### Information supplied

◇ ◇ ◇ ◇ ◇

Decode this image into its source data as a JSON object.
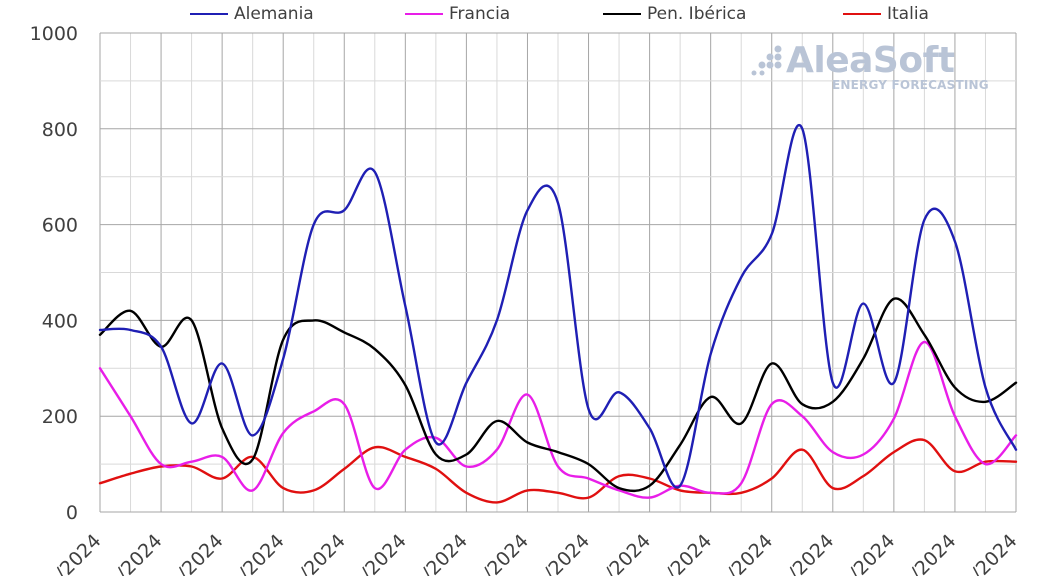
{
  "chart_data": {
    "type": "line",
    "title": "",
    "xlabel": "",
    "ylabel": "",
    "ylim": [
      0,
      1000
    ],
    "yticks": [
      0,
      200,
      400,
      600,
      800,
      1000
    ],
    "grid": true,
    "legend_position": "top",
    "x_tick_labels": [
      "/2024",
      "/2024",
      "/2024",
      "/2024",
      "/2024",
      "/2024",
      "/2024",
      "/2024",
      "/2024",
      "/2024",
      "/2024",
      "/2024",
      "/2024",
      "/2024",
      "/2024",
      "/2024"
    ],
    "series": [
      {
        "name": "Alemania",
        "color": "#1f1fb4",
        "values": [
          380,
          380,
          345,
          185,
          310,
          160,
          320,
          600,
          630,
          710,
          430,
          145,
          270,
          400,
          630,
          645,
          215,
          250,
          175,
          55,
          330,
          490,
          580,
          800,
          270,
          435,
          270,
          610,
          565,
          260,
          130
        ]
      },
      {
        "name": "Francia",
        "color": "#e81ee8",
        "values": [
          300,
          200,
          100,
          105,
          115,
          45,
          165,
          210,
          225,
          50,
          130,
          155,
          95,
          130,
          245,
          95,
          70,
          45,
          30,
          55,
          40,
          60,
          225,
          200,
          125,
          120,
          195,
          355,
          200,
          100,
          160
        ]
      },
      {
        "name": "Pen. Ibérica",
        "color": "#000000",
        "values": [
          370,
          420,
          345,
          400,
          175,
          110,
          360,
          400,
          375,
          340,
          265,
          120,
          120,
          190,
          145,
          125,
          100,
          50,
          55,
          140,
          240,
          185,
          310,
          225,
          230,
          320,
          445,
          370,
          260,
          230,
          270
        ]
      },
      {
        "name": "Italia",
        "color": "#e01010",
        "values": [
          60,
          80,
          95,
          95,
          70,
          115,
          50,
          45,
          90,
          135,
          115,
          90,
          40,
          20,
          45,
          40,
          30,
          75,
          70,
          45,
          40,
          40,
          70,
          130,
          50,
          75,
          125,
          150,
          85,
          105,
          105
        ]
      }
    ]
  },
  "logo": {
    "name": "AleaSoft",
    "tagline": "ENERGY FORECASTING"
  }
}
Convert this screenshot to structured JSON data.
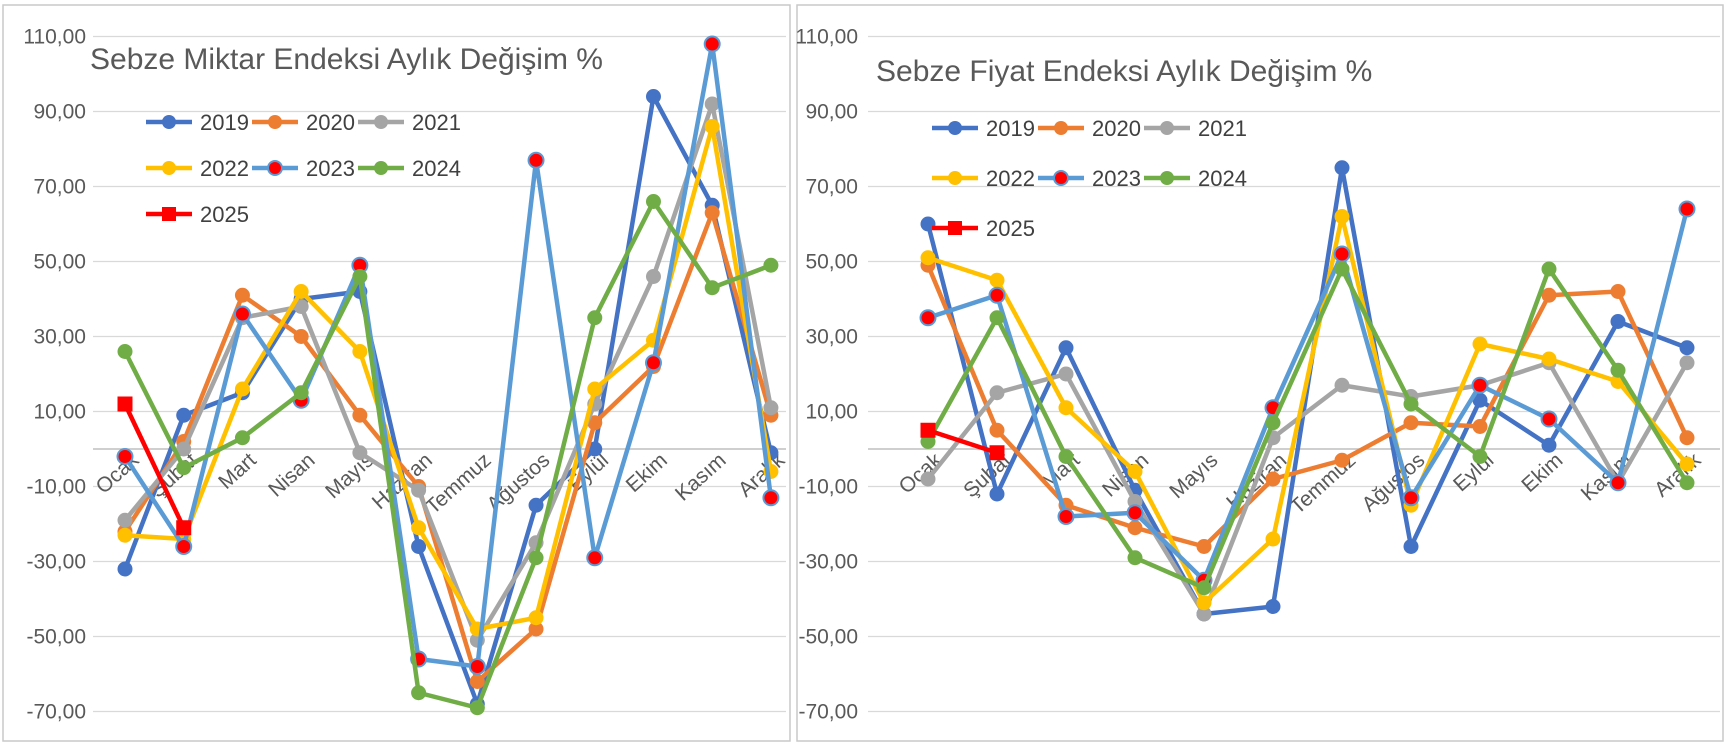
{
  "window": {
    "description": "Two Excel-style line charts side by side, Turkish vegetable index monthly change"
  },
  "chart_data": [
    {
      "type": "line",
      "title": "Sebze Miktar Endeksi Aylık Değişim %",
      "categories": [
        "Ocak",
        "Şubat",
        "Mart",
        "Nisan",
        "Mayıs",
        "Haziran",
        "Temmuz",
        "Ağustos",
        "Eylül",
        "Ekim",
        "Kasım",
        "Aralık"
      ],
      "ylim": [
        -70,
        110
      ],
      "ytick_step": 20,
      "yticks": [
        "110,00",
        "90,00",
        "70,00",
        "50,00",
        "30,00",
        "10,00",
        "-10,00",
        "-30,00",
        "-50,00",
        "-70,00"
      ],
      "grid": true,
      "legend_position": "inside-top-left",
      "legend_rows": [
        [
          "2019",
          "2020",
          "2021"
        ],
        [
          "2022",
          "2023",
          "2024"
        ],
        [
          "2025"
        ]
      ],
      "series": [
        {
          "name": "2019",
          "color": "#4472C4",
          "marker": "circle",
          "marker_color": "#4472C4",
          "values": [
            -32,
            9,
            15,
            40,
            42,
            -26,
            -68,
            -15,
            0,
            94,
            65,
            -1
          ]
        },
        {
          "name": "2020",
          "color": "#ED7D31",
          "marker": "circle",
          "marker_color": "#ED7D31",
          "values": [
            -22,
            2,
            41,
            30,
            9,
            -10,
            -62,
            -48,
            7,
            22,
            63,
            9
          ]
        },
        {
          "name": "2021",
          "color": "#A5A5A5",
          "marker": "circle",
          "marker_color": "#A5A5A5",
          "values": [
            -19,
            0,
            35,
            38,
            -1,
            -11,
            -51,
            -25,
            12,
            46,
            92,
            11
          ]
        },
        {
          "name": "2022",
          "color": "#FFC000",
          "marker": "circle",
          "marker_color": "#FFC000",
          "values": [
            -23,
            -24,
            16,
            42,
            26,
            -21,
            -48,
            -45,
            16,
            29,
            86,
            -6
          ]
        },
        {
          "name": "2023",
          "color": "#5B9BD5",
          "marker": "circle",
          "marker_color": "#FF0000",
          "values": [
            -2,
            -26,
            36,
            13,
            49,
            -56,
            -58,
            77,
            -29,
            23,
            108,
            -13
          ]
        },
        {
          "name": "2024",
          "color": "#70AD47",
          "marker": "circle",
          "marker_color": "#70AD47",
          "values": [
            26,
            -5,
            3,
            15,
            46,
            -65,
            -69,
            -29,
            35,
            66,
            43,
            49
          ]
        },
        {
          "name": "2025",
          "color": "#FF0000",
          "marker": "square",
          "marker_color": "#FF0000",
          "values": [
            12,
            -21,
            null,
            null,
            null,
            null,
            null,
            null,
            null,
            null,
            null,
            null
          ]
        }
      ]
    },
    {
      "type": "line",
      "title": "Sebze Fiyat Endeksi Aylık Değişim %",
      "categories": [
        "Ocak",
        "Şubat",
        "Mart",
        "Nisan",
        "Mayıs",
        "Haziran",
        "Temmuz",
        "Ağustos",
        "Eylül",
        "Ekim",
        "Kasım",
        "Aralık"
      ],
      "ylim": [
        -70,
        110
      ],
      "ytick_step": 20,
      "yticks": [
        "110,00",
        "90,00",
        "70,00",
        "50,00",
        "30,00",
        "10,00",
        "-10,00",
        "-30,00",
        "-50,00",
        "-70,00"
      ],
      "grid": true,
      "legend_position": "inside-top-left",
      "legend_rows": [
        [
          "2019",
          "2020",
          "2021"
        ],
        [
          "2022",
          "2023",
          "2024"
        ],
        [
          "2025"
        ]
      ],
      "series": [
        {
          "name": "2019",
          "color": "#4472C4",
          "marker": "circle",
          "marker_color": "#4472C4",
          "values": [
            60,
            -12,
            27,
            -11,
            -44,
            -42,
            75,
            -26,
            13,
            1,
            34,
            27
          ]
        },
        {
          "name": "2020",
          "color": "#ED7D31",
          "marker": "circle",
          "marker_color": "#ED7D31",
          "values": [
            49,
            5,
            -15,
            -21,
            -26,
            -8,
            -3,
            7,
            6,
            41,
            42,
            3
          ]
        },
        {
          "name": "2021",
          "color": "#A5A5A5",
          "marker": "circle",
          "marker_color": "#A5A5A5",
          "values": [
            -8,
            15,
            20,
            -14,
            -44,
            3,
            17,
            14,
            17,
            23,
            -9,
            23
          ]
        },
        {
          "name": "2022",
          "color": "#FFC000",
          "marker": "circle",
          "marker_color": "#FFC000",
          "values": [
            51,
            45,
            11,
            -6,
            -41,
            -24,
            62,
            -15,
            28,
            24,
            18,
            -4
          ]
        },
        {
          "name": "2023",
          "color": "#5B9BD5",
          "marker": "circle",
          "marker_color": "#FF0000",
          "values": [
            35,
            41,
            -18,
            -17,
            -35,
            11,
            52,
            -13,
            17,
            8,
            -9,
            64
          ]
        },
        {
          "name": "2024",
          "color": "#70AD47",
          "marker": "circle",
          "marker_color": "#70AD47",
          "values": [
            2,
            35,
            -2,
            -29,
            -37,
            7,
            48,
            12,
            -2,
            48,
            21,
            -9
          ]
        },
        {
          "name": "2025",
          "color": "#FF0000",
          "marker": "square",
          "marker_color": "#FF0000",
          "values": [
            5,
            -1,
            null,
            null,
            null,
            null,
            null,
            null,
            null,
            null,
            null,
            null
          ]
        }
      ]
    }
  ],
  "colors": {
    "grid": "#D9D9D9",
    "axis": "#BFBFBF",
    "panel_border": "#C9C9C9",
    "text": "#595959"
  }
}
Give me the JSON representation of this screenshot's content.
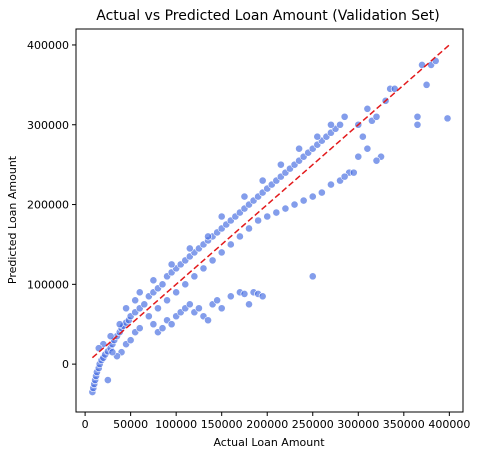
{
  "chart_data": {
    "type": "scatter",
    "title": "Actual vs Predicted Loan Amount (Validation Set)",
    "xlabel": "Actual Loan Amount",
    "ylabel": "Predicted Loan Amount",
    "xlim": [
      -10000,
      415000
    ],
    "ylim": [
      -60000,
      420000
    ],
    "x_ticks": [
      {
        "value": 0,
        "label": "0"
      },
      {
        "value": 50000,
        "label": "50000"
      },
      {
        "value": 100000,
        "label": "100000"
      },
      {
        "value": 150000,
        "label": "150000"
      },
      {
        "value": 200000,
        "label": "200000"
      },
      {
        "value": 250000,
        "label": "250000"
      },
      {
        "value": 300000,
        "label": "300000"
      },
      {
        "value": 350000,
        "label": "350000"
      },
      {
        "value": 400000,
        "label": "400000"
      }
    ],
    "y_ticks": [
      {
        "value": 0,
        "label": "0"
      },
      {
        "value": 100000,
        "label": "100000"
      },
      {
        "value": 200000,
        "label": "200000"
      },
      {
        "value": 300000,
        "label": "300000"
      },
      {
        "value": 400000,
        "label": "400000"
      }
    ],
    "grid": false,
    "legend": "none",
    "point_color": "#4169e1",
    "reference_line": {
      "style": "dashed",
      "color": "#e31a1c",
      "points": [
        [
          8000,
          8000
        ],
        [
          400000,
          400000
        ]
      ]
    },
    "series": [
      {
        "values": [
          [
            8000,
            -35000
          ],
          [
            9000,
            -30000
          ],
          [
            10000,
            -25000
          ],
          [
            11000,
            -20000
          ],
          [
            12000,
            -15000
          ],
          [
            13000,
            -10000
          ],
          [
            15000,
            -5000
          ],
          [
            16000,
            0
          ],
          [
            18000,
            5000
          ],
          [
            20000,
            8000
          ],
          [
            22000,
            12000
          ],
          [
            25000,
            16000
          ],
          [
            28000,
            20000
          ],
          [
            30000,
            25000
          ],
          [
            32000,
            30000
          ],
          [
            35000,
            35000
          ],
          [
            38000,
            40000
          ],
          [
            40000,
            45000
          ],
          [
            42000,
            48000
          ],
          [
            45000,
            52000
          ],
          [
            48000,
            55000
          ],
          [
            50000,
            60000
          ],
          [
            55000,
            65000
          ],
          [
            60000,
            70000
          ],
          [
            65000,
            75000
          ],
          [
            25000,
            -20000
          ],
          [
            40000,
            15000
          ],
          [
            45000,
            25000
          ],
          [
            50000,
            30000
          ],
          [
            55000,
            40000
          ],
          [
            60000,
            45000
          ],
          [
            35000,
            10000
          ],
          [
            30000,
            15000
          ],
          [
            20000,
            25000
          ],
          [
            15000,
            20000
          ],
          [
            28000,
            35000
          ],
          [
            38000,
            50000
          ],
          [
            45000,
            70000
          ],
          [
            55000,
            80000
          ],
          [
            70000,
            85000
          ],
          [
            75000,
            90000
          ],
          [
            80000,
            95000
          ],
          [
            85000,
            100000
          ],
          [
            90000,
            110000
          ],
          [
            95000,
            115000
          ],
          [
            100000,
            120000
          ],
          [
            105000,
            125000
          ],
          [
            110000,
            130000
          ],
          [
            115000,
            135000
          ],
          [
            120000,
            140000
          ],
          [
            125000,
            145000
          ],
          [
            130000,
            150000
          ],
          [
            135000,
            155000
          ],
          [
            140000,
            160000
          ],
          [
            145000,
            165000
          ],
          [
            150000,
            170000
          ],
          [
            155000,
            175000
          ],
          [
            160000,
            180000
          ],
          [
            165000,
            185000
          ],
          [
            170000,
            190000
          ],
          [
            175000,
            195000
          ],
          [
            180000,
            200000
          ],
          [
            185000,
            205000
          ],
          [
            190000,
            210000
          ],
          [
            195000,
            215000
          ],
          [
            200000,
            220000
          ],
          [
            205000,
            225000
          ],
          [
            210000,
            230000
          ],
          [
            215000,
            235000
          ],
          [
            220000,
            240000
          ],
          [
            225000,
            245000
          ],
          [
            230000,
            250000
          ],
          [
            235000,
            255000
          ],
          [
            240000,
            260000
          ],
          [
            245000,
            265000
          ],
          [
            250000,
            270000
          ],
          [
            255000,
            275000
          ],
          [
            260000,
            280000
          ],
          [
            265000,
            285000
          ],
          [
            270000,
            290000
          ],
          [
            275000,
            295000
          ],
          [
            280000,
            300000
          ],
          [
            70000,
            60000
          ],
          [
            80000,
            70000
          ],
          [
            90000,
            80000
          ],
          [
            100000,
            90000
          ],
          [
            110000,
            100000
          ],
          [
            120000,
            110000
          ],
          [
            130000,
            120000
          ],
          [
            140000,
            130000
          ],
          [
            150000,
            140000
          ],
          [
            160000,
            150000
          ],
          [
            170000,
            160000
          ],
          [
            180000,
            170000
          ],
          [
            190000,
            180000
          ],
          [
            200000,
            185000
          ],
          [
            210000,
            190000
          ],
          [
            220000,
            195000
          ],
          [
            230000,
            200000
          ],
          [
            240000,
            205000
          ],
          [
            250000,
            210000
          ],
          [
            260000,
            215000
          ],
          [
            270000,
            225000
          ],
          [
            280000,
            230000
          ],
          [
            290000,
            240000
          ],
          [
            60000,
            90000
          ],
          [
            75000,
            105000
          ],
          [
            95000,
            125000
          ],
          [
            115000,
            145000
          ],
          [
            135000,
            160000
          ],
          [
            150000,
            185000
          ],
          [
            175000,
            210000
          ],
          [
            195000,
            230000
          ],
          [
            215000,
            250000
          ],
          [
            235000,
            270000
          ],
          [
            255000,
            285000
          ],
          [
            270000,
            300000
          ],
          [
            285000,
            310000
          ],
          [
            90000,
            55000
          ],
          [
            95000,
            50000
          ],
          [
            100000,
            60000
          ],
          [
            105000,
            65000
          ],
          [
            110000,
            70000
          ],
          [
            115000,
            75000
          ],
          [
            120000,
            65000
          ],
          [
            125000,
            70000
          ],
          [
            130000,
            60000
          ],
          [
            135000,
            55000
          ],
          [
            140000,
            75000
          ],
          [
            145000,
            80000
          ],
          [
            150000,
            70000
          ],
          [
            160000,
            85000
          ],
          [
            170000,
            90000
          ],
          [
            175000,
            88000
          ],
          [
            180000,
            75000
          ],
          [
            185000,
            90000
          ],
          [
            190000,
            88000
          ],
          [
            195000,
            85000
          ],
          [
            80000,
            40000
          ],
          [
            85000,
            45000
          ],
          [
            75000,
            50000
          ],
          [
            250000,
            110000
          ],
          [
            300000,
            300000
          ],
          [
            305000,
            285000
          ],
          [
            310000,
            320000
          ],
          [
            315000,
            305000
          ],
          [
            320000,
            310000
          ],
          [
            325000,
            260000
          ],
          [
            330000,
            330000
          ],
          [
            335000,
            345000
          ],
          [
            340000,
            345000
          ],
          [
            320000,
            255000
          ],
          [
            310000,
            270000
          ],
          [
            300000,
            260000
          ],
          [
            295000,
            240000
          ],
          [
            285000,
            235000
          ],
          [
            365000,
            310000
          ],
          [
            370000,
            375000
          ],
          [
            375000,
            350000
          ],
          [
            380000,
            375000
          ],
          [
            365000,
            300000
          ],
          [
            398000,
            308000
          ],
          [
            385000,
            380000
          ]
        ]
      }
    ]
  }
}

◇ ◇ ◇ ◇ ◇

### Aim of the exercise
Wherever "JSON" shows up in a line, copy that line.

### Answer to the problem
Decode this image into its source data as a JSON object.
Convert this screenshot to structured JSON data.
Give me the JSON representation of this screenshot's content.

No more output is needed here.